══ Data section
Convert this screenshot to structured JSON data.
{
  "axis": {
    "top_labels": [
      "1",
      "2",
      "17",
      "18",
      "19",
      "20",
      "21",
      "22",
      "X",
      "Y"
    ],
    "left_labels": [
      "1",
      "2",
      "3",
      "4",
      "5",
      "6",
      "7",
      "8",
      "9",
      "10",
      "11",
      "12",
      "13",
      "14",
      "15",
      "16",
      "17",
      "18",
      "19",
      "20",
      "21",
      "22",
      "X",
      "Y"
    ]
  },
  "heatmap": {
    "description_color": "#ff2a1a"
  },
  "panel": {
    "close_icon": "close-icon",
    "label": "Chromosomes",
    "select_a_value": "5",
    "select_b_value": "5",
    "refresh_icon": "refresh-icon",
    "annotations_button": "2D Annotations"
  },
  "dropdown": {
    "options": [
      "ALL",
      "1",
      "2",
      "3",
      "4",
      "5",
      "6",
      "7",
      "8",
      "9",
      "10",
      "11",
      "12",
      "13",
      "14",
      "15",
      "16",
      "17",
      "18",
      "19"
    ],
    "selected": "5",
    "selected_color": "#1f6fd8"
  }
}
════
§ **Requirements**
Copy down every line of the entries containing the word "icon".

§ **Output below**
    "close_icon": "close-icon",
    "refresh_icon": "refresh-icon",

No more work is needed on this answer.